REQUIRED TASK: Using the material below, work out how many lines contain the word "следующие". Reply with the number and nothing more.

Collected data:
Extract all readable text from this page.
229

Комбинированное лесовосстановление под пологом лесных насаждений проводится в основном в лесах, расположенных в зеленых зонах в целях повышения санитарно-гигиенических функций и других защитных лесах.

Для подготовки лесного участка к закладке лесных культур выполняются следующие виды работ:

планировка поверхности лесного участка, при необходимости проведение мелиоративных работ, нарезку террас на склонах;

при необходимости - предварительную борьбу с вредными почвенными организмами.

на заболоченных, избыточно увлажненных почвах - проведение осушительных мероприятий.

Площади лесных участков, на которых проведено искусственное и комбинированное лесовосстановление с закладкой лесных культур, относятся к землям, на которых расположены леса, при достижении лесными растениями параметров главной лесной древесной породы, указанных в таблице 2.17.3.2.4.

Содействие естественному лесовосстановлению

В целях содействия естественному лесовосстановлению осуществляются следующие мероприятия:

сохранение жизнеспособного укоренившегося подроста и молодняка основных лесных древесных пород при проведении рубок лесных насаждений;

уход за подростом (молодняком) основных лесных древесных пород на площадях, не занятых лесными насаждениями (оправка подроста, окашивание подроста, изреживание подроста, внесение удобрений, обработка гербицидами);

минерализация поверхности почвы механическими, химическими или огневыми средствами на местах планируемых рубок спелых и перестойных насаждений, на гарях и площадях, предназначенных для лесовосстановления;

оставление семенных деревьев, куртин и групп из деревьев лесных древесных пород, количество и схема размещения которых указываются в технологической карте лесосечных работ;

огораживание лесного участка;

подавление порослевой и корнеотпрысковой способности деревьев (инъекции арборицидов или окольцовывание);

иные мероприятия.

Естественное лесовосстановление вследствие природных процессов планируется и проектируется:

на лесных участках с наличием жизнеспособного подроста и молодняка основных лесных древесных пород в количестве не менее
...
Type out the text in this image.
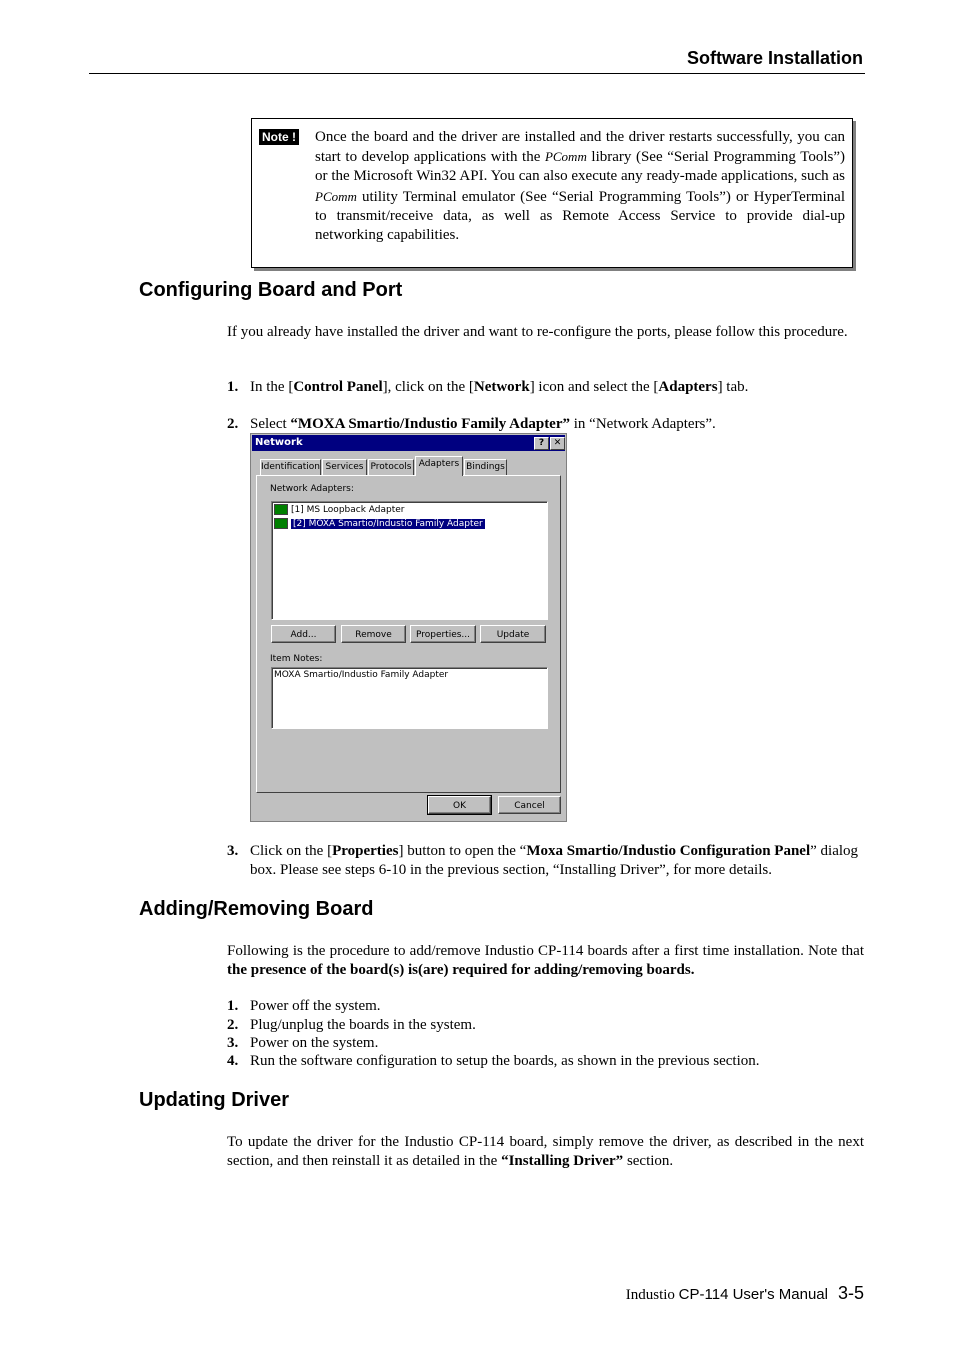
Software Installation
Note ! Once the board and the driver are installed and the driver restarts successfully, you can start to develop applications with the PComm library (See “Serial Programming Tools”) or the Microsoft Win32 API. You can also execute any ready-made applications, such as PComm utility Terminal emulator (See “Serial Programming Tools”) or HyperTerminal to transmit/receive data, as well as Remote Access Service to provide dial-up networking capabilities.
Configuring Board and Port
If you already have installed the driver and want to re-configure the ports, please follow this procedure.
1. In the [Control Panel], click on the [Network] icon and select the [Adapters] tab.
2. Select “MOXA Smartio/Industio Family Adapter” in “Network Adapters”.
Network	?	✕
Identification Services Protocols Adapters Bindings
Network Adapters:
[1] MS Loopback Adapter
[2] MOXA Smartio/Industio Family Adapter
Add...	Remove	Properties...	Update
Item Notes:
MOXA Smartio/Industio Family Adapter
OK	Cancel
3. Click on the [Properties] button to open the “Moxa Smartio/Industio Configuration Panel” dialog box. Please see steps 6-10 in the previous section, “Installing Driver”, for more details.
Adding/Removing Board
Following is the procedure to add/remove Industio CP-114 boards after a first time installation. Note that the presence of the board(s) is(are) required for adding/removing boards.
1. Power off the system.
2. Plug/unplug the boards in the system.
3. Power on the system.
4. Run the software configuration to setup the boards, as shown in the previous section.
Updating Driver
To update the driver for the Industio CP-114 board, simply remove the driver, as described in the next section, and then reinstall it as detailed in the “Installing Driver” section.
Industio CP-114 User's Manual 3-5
---
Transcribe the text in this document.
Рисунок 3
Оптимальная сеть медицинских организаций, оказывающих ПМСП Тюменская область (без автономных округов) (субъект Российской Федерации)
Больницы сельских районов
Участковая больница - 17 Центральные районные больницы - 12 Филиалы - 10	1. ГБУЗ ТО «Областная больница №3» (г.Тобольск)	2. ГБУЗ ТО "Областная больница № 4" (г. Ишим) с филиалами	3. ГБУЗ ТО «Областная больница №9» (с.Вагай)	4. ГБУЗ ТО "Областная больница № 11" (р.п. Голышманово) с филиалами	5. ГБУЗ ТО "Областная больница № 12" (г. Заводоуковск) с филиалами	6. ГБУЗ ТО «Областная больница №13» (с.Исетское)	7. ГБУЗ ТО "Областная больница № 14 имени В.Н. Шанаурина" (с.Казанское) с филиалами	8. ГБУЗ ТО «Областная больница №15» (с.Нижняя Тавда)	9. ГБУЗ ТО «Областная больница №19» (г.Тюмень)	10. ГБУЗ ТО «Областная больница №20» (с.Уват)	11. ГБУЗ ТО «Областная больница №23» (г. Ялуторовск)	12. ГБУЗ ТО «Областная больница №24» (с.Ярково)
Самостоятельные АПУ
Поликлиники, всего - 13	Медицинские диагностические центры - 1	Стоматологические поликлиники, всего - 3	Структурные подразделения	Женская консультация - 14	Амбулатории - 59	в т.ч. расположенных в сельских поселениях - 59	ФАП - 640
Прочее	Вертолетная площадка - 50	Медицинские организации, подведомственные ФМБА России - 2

RESULT: 2